### [Exercise requirements]
In the listing that follows, count the lines holding the word "MOTHER" and report only that number.

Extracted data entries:
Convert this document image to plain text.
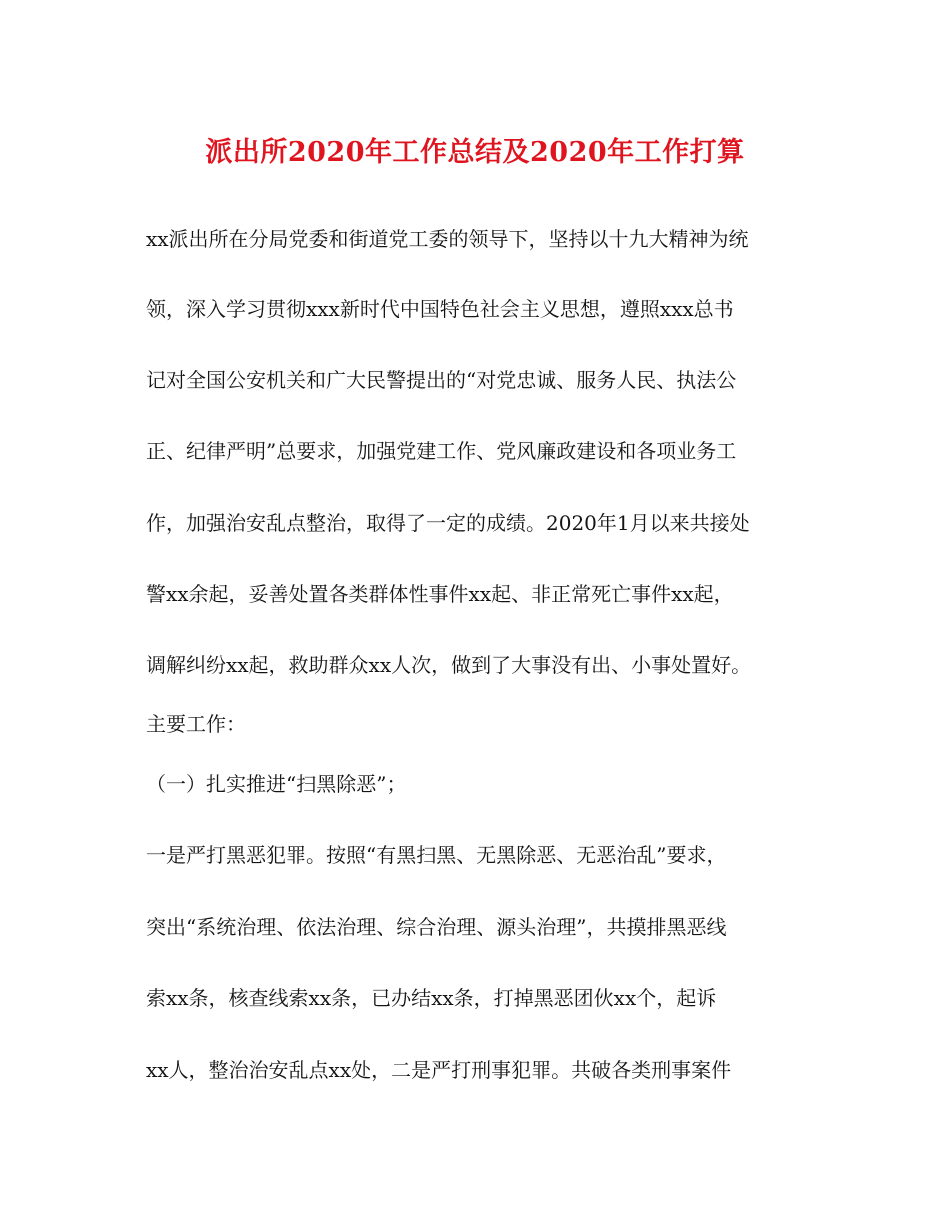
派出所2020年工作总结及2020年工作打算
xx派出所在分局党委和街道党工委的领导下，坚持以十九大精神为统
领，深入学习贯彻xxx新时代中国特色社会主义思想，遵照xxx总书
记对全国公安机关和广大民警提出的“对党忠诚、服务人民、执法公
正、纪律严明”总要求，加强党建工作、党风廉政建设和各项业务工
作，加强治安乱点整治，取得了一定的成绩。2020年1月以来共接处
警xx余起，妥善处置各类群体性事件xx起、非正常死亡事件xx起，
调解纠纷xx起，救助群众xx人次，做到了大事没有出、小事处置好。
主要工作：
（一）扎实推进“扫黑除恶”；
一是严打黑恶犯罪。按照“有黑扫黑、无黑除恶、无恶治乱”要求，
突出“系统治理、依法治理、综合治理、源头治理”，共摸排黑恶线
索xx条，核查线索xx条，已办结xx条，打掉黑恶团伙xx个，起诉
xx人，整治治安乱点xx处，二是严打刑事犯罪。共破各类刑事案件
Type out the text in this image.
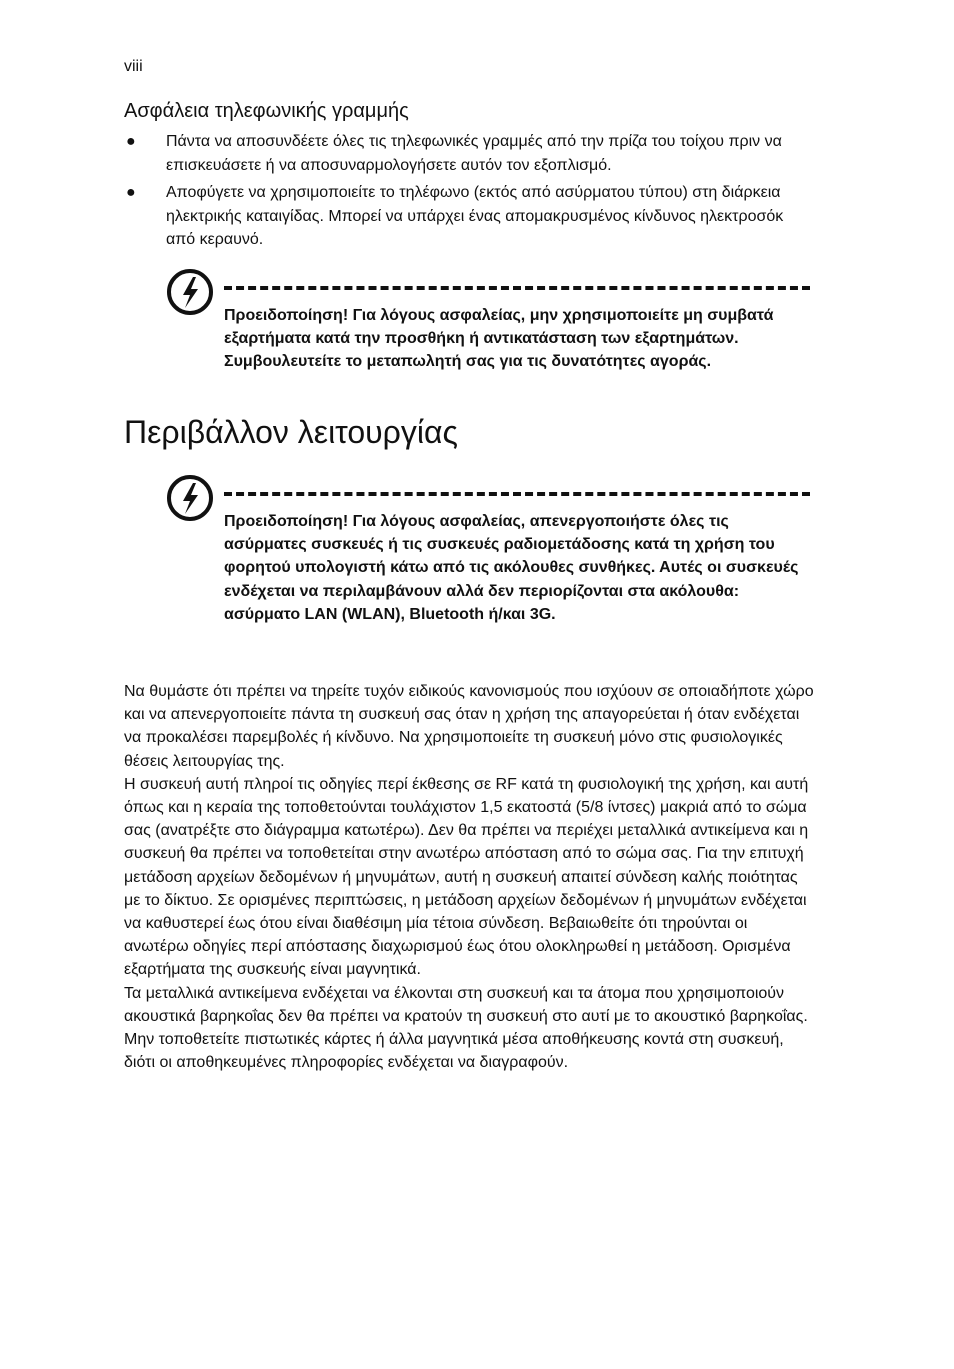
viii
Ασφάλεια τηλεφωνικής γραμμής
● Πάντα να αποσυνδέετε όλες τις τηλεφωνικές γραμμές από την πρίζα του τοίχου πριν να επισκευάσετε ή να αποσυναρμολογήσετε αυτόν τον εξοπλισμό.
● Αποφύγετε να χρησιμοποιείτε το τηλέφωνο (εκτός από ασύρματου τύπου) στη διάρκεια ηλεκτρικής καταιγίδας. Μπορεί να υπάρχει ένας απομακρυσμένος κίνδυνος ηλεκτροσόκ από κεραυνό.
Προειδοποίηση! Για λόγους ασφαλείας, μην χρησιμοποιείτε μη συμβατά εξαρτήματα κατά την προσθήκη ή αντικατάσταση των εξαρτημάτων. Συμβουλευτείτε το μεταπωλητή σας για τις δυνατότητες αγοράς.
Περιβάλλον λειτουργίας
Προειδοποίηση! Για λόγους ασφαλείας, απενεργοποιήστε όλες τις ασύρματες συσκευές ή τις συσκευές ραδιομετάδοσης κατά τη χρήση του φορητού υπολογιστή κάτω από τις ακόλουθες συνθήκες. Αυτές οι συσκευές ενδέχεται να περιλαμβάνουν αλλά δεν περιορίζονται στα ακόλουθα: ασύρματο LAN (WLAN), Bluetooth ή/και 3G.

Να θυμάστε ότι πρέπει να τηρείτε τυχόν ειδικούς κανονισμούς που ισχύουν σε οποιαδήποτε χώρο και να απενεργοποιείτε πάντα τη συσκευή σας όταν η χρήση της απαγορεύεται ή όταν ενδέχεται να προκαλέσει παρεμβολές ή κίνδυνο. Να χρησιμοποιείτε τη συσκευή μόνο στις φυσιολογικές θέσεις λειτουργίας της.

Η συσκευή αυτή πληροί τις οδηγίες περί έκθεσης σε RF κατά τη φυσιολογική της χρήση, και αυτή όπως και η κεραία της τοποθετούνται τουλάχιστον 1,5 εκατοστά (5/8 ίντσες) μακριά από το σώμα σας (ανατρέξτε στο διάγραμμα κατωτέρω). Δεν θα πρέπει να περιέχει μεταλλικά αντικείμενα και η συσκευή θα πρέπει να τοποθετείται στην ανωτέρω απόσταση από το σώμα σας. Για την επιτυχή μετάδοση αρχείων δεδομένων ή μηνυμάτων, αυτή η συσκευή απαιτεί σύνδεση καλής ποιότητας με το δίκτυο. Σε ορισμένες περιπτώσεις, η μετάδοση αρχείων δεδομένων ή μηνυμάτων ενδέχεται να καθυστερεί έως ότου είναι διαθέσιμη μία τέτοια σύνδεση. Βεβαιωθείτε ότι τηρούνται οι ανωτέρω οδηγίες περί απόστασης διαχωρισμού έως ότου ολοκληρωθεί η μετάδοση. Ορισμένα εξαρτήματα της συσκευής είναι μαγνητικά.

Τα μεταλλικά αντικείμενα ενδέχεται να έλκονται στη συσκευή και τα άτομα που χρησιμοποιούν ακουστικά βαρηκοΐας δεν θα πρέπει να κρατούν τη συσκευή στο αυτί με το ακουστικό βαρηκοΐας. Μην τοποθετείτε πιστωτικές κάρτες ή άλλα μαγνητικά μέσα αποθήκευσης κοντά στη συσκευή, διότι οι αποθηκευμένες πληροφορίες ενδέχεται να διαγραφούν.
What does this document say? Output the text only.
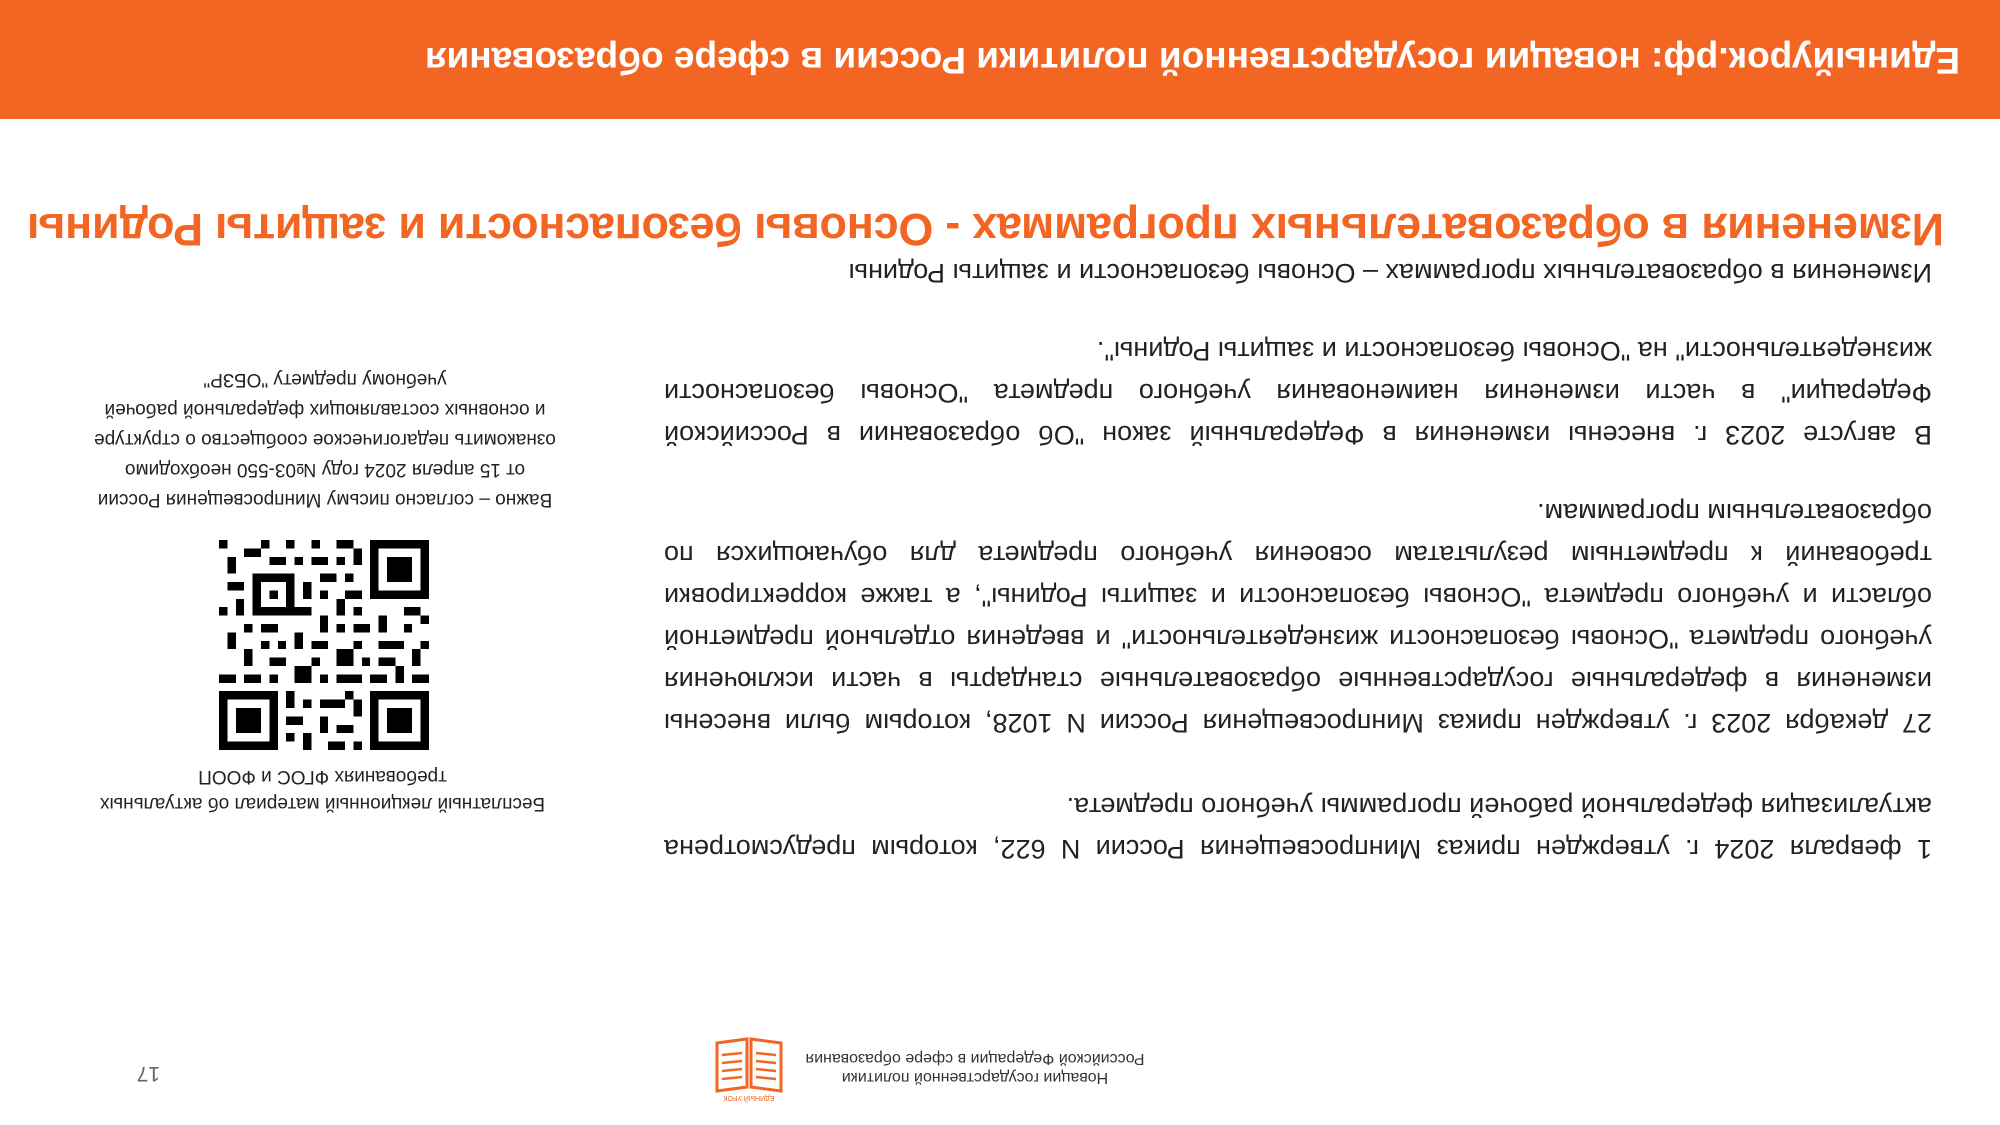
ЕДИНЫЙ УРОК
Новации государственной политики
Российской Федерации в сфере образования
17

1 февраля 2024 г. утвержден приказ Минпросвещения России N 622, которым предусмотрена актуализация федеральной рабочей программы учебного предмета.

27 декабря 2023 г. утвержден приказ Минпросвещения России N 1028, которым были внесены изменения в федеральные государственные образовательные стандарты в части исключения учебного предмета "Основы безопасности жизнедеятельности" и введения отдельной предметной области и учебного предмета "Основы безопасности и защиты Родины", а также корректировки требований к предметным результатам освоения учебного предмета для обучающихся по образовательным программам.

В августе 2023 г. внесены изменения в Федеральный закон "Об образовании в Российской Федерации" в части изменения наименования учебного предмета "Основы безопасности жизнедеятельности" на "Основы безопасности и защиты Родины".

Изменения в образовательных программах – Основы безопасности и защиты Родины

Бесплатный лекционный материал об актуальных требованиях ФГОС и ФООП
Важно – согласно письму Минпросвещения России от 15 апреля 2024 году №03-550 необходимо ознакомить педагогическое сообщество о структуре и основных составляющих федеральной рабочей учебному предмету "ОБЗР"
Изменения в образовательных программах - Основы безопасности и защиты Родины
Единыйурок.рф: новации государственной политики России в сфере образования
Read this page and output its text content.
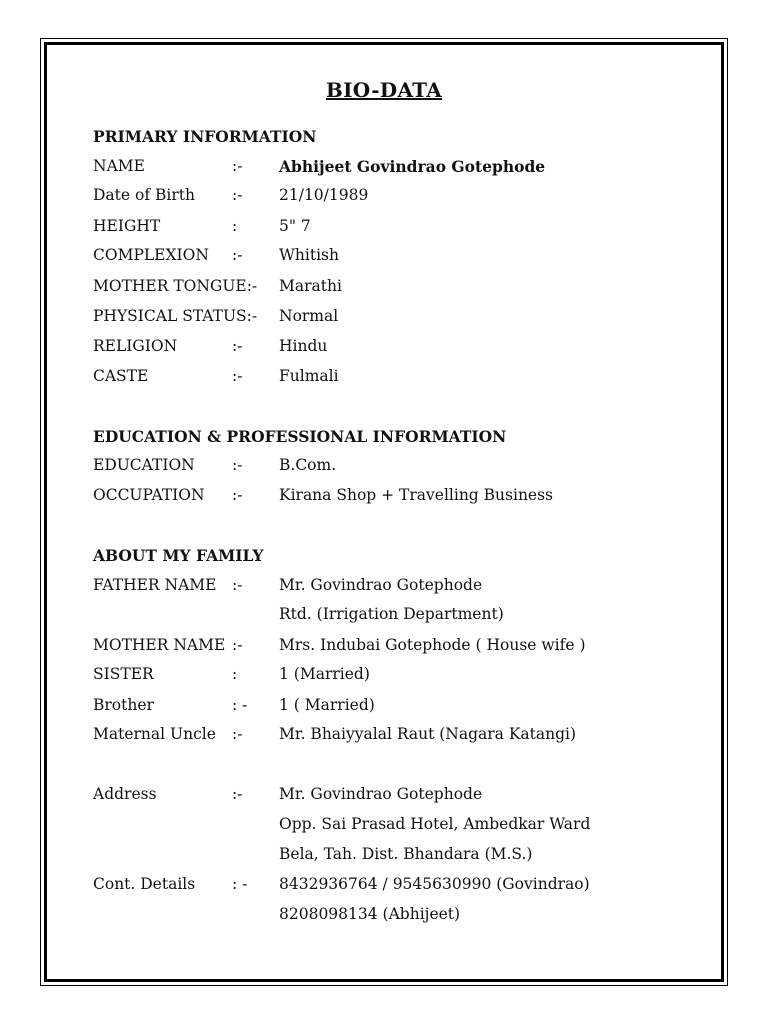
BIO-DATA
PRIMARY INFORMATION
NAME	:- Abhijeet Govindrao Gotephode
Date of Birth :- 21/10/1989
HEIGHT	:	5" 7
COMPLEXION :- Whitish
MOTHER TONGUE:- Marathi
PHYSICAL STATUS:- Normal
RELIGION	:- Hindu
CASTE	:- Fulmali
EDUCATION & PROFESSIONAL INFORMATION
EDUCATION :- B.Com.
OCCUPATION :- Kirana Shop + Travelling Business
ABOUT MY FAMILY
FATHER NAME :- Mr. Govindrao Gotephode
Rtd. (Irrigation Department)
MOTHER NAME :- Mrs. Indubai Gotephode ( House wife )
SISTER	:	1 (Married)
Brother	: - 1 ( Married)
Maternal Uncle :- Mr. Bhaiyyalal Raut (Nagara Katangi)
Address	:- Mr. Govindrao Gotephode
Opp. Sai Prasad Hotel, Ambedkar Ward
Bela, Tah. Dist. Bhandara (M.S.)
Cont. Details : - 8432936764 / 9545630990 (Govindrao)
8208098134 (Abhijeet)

### [Result for this exercise]
2